Start
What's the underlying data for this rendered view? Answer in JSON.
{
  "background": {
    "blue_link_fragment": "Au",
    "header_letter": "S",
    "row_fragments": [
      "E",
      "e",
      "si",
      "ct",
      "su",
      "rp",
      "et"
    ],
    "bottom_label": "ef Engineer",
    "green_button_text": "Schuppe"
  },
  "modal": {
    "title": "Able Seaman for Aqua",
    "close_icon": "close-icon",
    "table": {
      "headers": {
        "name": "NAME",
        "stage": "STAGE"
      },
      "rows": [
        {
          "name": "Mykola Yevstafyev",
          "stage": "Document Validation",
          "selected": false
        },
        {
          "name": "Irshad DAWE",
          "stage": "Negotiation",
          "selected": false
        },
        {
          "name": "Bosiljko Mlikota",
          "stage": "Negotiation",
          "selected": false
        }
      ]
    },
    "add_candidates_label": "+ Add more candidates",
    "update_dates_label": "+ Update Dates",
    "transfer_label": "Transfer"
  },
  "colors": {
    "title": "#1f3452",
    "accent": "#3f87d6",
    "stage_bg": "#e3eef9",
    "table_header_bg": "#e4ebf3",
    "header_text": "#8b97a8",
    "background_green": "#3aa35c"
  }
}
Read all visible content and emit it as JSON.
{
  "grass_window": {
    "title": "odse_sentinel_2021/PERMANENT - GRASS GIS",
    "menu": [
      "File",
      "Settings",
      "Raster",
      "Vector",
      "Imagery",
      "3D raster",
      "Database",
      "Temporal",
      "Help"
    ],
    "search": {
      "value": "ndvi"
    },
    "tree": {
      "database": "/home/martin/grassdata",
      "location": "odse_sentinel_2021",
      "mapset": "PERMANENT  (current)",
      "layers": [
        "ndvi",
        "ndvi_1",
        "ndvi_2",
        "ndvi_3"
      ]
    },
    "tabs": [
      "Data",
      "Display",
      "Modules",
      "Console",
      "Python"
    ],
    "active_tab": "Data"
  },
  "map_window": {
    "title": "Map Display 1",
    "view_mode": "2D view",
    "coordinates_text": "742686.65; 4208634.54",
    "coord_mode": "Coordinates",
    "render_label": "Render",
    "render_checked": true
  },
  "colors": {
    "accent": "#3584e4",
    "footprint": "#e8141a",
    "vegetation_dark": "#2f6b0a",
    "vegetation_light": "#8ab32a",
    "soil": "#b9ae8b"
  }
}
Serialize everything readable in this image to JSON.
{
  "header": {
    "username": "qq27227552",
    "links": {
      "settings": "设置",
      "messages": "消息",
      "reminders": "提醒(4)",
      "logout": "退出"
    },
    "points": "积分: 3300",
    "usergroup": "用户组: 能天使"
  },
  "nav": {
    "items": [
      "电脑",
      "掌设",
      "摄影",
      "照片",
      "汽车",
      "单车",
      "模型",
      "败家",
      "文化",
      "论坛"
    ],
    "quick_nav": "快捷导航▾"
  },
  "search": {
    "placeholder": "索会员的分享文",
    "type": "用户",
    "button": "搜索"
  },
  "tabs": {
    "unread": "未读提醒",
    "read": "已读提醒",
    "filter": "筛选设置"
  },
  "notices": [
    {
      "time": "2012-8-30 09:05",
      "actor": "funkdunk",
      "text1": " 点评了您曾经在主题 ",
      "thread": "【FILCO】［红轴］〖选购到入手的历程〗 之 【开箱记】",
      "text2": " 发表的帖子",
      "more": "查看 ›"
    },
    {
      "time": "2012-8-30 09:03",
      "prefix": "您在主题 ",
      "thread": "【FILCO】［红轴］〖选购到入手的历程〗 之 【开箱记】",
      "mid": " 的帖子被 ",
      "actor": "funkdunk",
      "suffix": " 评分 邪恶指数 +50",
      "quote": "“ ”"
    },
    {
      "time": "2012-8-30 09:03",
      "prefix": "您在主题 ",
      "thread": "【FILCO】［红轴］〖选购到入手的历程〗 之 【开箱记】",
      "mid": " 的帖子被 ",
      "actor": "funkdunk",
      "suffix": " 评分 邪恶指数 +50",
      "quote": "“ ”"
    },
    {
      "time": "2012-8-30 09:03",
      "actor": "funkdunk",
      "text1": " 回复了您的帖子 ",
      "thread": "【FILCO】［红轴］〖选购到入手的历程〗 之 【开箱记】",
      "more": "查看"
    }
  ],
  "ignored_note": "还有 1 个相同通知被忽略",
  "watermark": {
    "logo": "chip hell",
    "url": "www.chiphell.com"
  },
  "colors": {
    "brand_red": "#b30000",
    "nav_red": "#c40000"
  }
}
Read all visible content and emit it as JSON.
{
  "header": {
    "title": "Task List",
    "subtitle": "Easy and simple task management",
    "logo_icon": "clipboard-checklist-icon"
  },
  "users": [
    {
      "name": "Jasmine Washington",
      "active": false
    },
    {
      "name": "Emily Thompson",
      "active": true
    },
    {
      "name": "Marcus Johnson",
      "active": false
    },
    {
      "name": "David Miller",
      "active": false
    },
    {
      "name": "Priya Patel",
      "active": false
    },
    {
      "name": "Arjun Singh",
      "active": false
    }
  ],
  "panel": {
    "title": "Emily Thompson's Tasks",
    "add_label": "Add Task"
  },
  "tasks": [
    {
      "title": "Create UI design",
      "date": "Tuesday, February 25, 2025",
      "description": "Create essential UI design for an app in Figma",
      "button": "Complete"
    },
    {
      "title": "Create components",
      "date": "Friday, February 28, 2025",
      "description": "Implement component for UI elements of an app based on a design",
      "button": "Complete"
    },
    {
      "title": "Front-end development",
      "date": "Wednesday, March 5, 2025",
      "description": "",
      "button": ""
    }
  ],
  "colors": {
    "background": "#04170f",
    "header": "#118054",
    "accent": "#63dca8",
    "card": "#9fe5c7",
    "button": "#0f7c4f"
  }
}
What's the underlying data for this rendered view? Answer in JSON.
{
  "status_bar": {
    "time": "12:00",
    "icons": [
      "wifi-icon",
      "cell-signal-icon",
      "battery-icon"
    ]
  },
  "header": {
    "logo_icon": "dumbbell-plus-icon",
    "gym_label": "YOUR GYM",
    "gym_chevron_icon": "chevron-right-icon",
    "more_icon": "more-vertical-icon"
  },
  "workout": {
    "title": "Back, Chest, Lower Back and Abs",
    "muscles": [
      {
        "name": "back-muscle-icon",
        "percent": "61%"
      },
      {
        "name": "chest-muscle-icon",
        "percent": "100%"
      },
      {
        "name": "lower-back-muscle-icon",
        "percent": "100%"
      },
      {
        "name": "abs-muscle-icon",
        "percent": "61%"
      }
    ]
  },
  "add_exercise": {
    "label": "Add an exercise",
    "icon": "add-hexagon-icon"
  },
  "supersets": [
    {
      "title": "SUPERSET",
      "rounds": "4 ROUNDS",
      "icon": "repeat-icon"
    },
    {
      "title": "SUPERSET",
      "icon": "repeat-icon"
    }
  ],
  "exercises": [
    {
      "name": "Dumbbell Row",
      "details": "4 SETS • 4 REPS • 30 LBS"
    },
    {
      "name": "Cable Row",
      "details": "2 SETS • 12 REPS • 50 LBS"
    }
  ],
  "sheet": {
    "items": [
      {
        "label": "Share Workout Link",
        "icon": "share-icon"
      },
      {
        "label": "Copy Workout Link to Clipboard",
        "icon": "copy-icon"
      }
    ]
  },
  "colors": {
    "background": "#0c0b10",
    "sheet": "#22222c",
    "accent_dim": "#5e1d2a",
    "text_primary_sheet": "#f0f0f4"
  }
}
End
PROMPT:
Exactly reproduce every record.

RESPONSE TO THE EXERCISE:
What's the underlying data for this rendered view? Answer in JSON.
{
  "background": {
    "blue_link_fragment": "Au",
    "header_letter": "S",
    "row_fragments": [
      "E",
      "e",
      "si",
      "ct",
      "su",
      "rp",
      "et"
    ],
    "bottom_label": "ef Engineer",
    "green_button_text": "Schuppe"
  },
  "modal": {
    "title": "Able Seaman for Aqua",
    "close_icon": "close-icon",
    "table": {
      "headers": {
        "name": "NAME",
        "stage": "STAGE"
      },
      "rows": [
        {
          "name": "Mykola Yevstafyev",
          "stage": "Document Validation",
          "selected": false
        },
        {
          "name": "Irshad DAWE",
          "stage": "Negotiation",
          "selected": false
        },
        {
          "name": "Bosiljko Mlikota",
          "stage": "Negotiation",
          "selected": false
        }
      ]
    },
    "add_candidates_label": "+ Add more candidates",
    "update_dates_label": "+ Update Dates",
    "transfer_label": "Transfer"
  },
  "colors": {
    "title": "#1f3452",
    "accent": "#3f87d6",
    "stage_bg": "#e3eef9",
    "table_header_bg": "#e4ebf3",
    "header_text": "#8b97a8",
    "background_green": "#3aa35c"
  }
}
Read all visible content and emit it as JSON.
{
  "grass_window": {
    "title": "odse_sentinel_2021/PERMANENT - GRASS GIS",
    "menu": [
      "File",
      "Settings",
      "Raster",
      "Vector",
      "Imagery",
      "3D raster",
      "Database",
      "Temporal",
      "Help"
    ],
    "search": {
      "value": "ndvi"
    },
    "tree": {
      "database": "/home/martin/grassdata",
      "location": "odse_sentinel_2021",
      "mapset": "PERMANENT  (current)",
      "layers": [
        "ndvi",
        "ndvi_1",
        "ndvi_2",
        "ndvi_3"
      ]
    },
    "tabs": [
      "Data",
      "Display",
      "Modules",
      "Console",
      "Python"
    ],
    "active_tab": "Data"
  },
  "map_window": {
    "title": "Map Display 1",
    "view_mode": "2D view",
    "coordinates_text": "742686.65; 4208634.54",
    "coord_mode": "Coordinates",
    "render_label": "Render",
    "render_checked": true
  },
  "colors": {
    "accent": "#3584e4",
    "footprint": "#e8141a",
    "vegetation_dark": "#2f6b0a",
    "vegetation_light": "#8ab32a",
    "soil": "#b9ae8b"
  }
}
Serialize everything readable in this image to JSON.
{
  "header": {
    "username": "qq27227552",
    "links": {
      "settings": "设置",
      "messages": "消息",
      "reminders": "提醒(4)",
      "logout": "退出"
    },
    "points": "积分: 3300",
    "usergroup": "用户组: 能天使"
  },
  "nav": {
    "items": [
      "电脑",
      "掌设",
      "摄影",
      "照片",
      "汽车",
      "单车",
      "模型",
      "败家",
      "文化",
      "论坛"
    ],
    "quick_nav": "快捷导航▾"
  },
  "search": {
    "placeholder": "索会员的分享文",
    "type": "用户",
    "button": "搜索"
  },
  "tabs": {
    "unread": "未读提醒",
    "read": "已读提醒",
    "filter": "筛选设置"
  },
  "notices": [
    {
      "time": "2012-8-30 09:05",
      "actor": "funkdunk",
      "text1": " 点评了您曾经在主题 ",
      "thread": "【FILCO】［红轴］〖选购到入手的历程〗 之 【开箱记】",
      "text2": " 发表的帖子",
      "more": "查看 ›"
    },
    {
      "time": "2012-8-30 09:03",
      "prefix": "您在主题 ",
      "thread": "【FILCO】［红轴］〖选购到入手的历程〗 之 【开箱记】",
      "mid": " 的帖子被 ",
      "actor": "funkdunk",
      "suffix": " 评分 邪恶指数 +50",
      "quote": "“ ”"
    },
    {
      "time": "2012-8-30 09:03",
      "prefix": "您在主题 ",
      "thread": "【FILCO】［红轴］〖选购到入手的历程〗 之 【开箱记】",
      "mid": " 的帖子被 ",
      "actor": "funkdunk",
      "suffix": " 评分 邪恶指数 +50",
      "quote": "“ ”"
    },
    {
      "time": "2012-8-30 09:03",
      "actor": "funkdunk",
      "text1": " 回复了您的帖子 ",
      "thread": "【FILCO】［红轴］〖选购到入手的历程〗 之 【开箱记】",
      "more": "查看"
    }
  ],
  "ignored_note": "还有 1 个相同通知被忽略",
  "watermark": {
    "logo": "chip hell",
    "url": "www.chiphell.com"
  },
  "colors": {
    "brand_red": "#b30000",
    "nav_red": "#c40000"
  }
}
Read all visible content and emit it as JSON.
{
  "header": {
    "title": "Task List",
    "subtitle": "Easy and simple task management",
    "logo_icon": "clipboard-checklist-icon"
  },
  "users": [
    {
      "name": "Jasmine Washington",
      "active": false
    },
    {
      "name": "Emily Thompson",
      "active": true
    },
    {
      "name": "Marcus Johnson",
      "active": false
    },
    {
      "name": "David Miller",
      "active": false
    },
    {
      "name": "Priya Patel",
      "active": false
    },
    {
      "name": "Arjun Singh",
      "active": false
    }
  ],
  "panel": {
    "title": "Emily Thompson's Tasks",
    "add_label": "Add Task"
  },
  "tasks": [
    {
      "title": "Create UI design",
      "date": "Tuesday, February 25, 2025",
      "description": "Create essential UI design for an app in Figma",
      "button": "Complete"
    },
    {
      "title": "Create components",
      "date": "Friday, February 28, 2025",
      "description": "Implement component for UI elements of an app based on a design",
      "button": "Complete"
    },
    {
      "title": "Front-end development",
      "date": "Wednesday, March 5, 2025",
      "description": "",
      "button": ""
    }
  ],
  "colors": {
    "background": "#04170f",
    "header": "#118054",
    "accent": "#63dca8",
    "card": "#9fe5c7",
    "button": "#0f7c4f"
  }
}
What's the underlying data for this rendered view? Answer in JSON.
{
  "status_bar": {
    "time": "12:00",
    "icons": [
      "wifi-icon",
      "cell-signal-icon",
      "battery-icon"
    ]
  },
  "header": {
    "logo_icon": "dumbbell-plus-icon",
    "gym_label": "YOUR GYM",
    "gym_chevron_icon": "chevron-right-icon",
    "more_icon": "more-vertical-icon"
  },
  "workout": {
    "title": "Back, Chest, Lower Back and Abs",
    "muscles": [
      {
        "name": "back-muscle-icon",
        "percent": "61%"
      },
      {
        "name": "chest-muscle-icon",
        "percent": "100%"
      },
      {
        "name": "lower-back-muscle-icon",
        "percent": "100%"
      },
      {
        "name": "abs-muscle-icon",
        "percent": "61%"
      }
    ]
  },
  "add_exercise": {
    "label": "Add an exercise",
    "icon": "add-hexagon-icon"
  },
  "supersets": [
    {
      "title": "SUPERSET",
      "rounds": "4 ROUNDS",
      "icon": "repeat-icon"
    },
    {
      "title": "SUPERSET",
      "icon": "repeat-icon"
    }
  ],
  "exercises": [
    {
      "name": "Dumbbell Row",
      "details": "4 SETS • 4 REPS • 30 LBS"
    },
    {
      "name": "Cable Row",
      "details": "2 SETS • 12 REPS • 50 LBS"
    }
  ],
  "sheet": {
    "items": [
      {
        "label": "Share Workout Link",
        "icon": "share-icon"
      },
      {
        "label": "Copy Workout Link to Clipboard",
        "icon": "copy-icon"
      }
    ]
  },
  "colors": {
    "background": "#0c0b10",
    "sheet": "#22222c",
    "accent_dim": "#5e1d2a",
    "text_primary_sheet": "#f0f0f4"
  }
}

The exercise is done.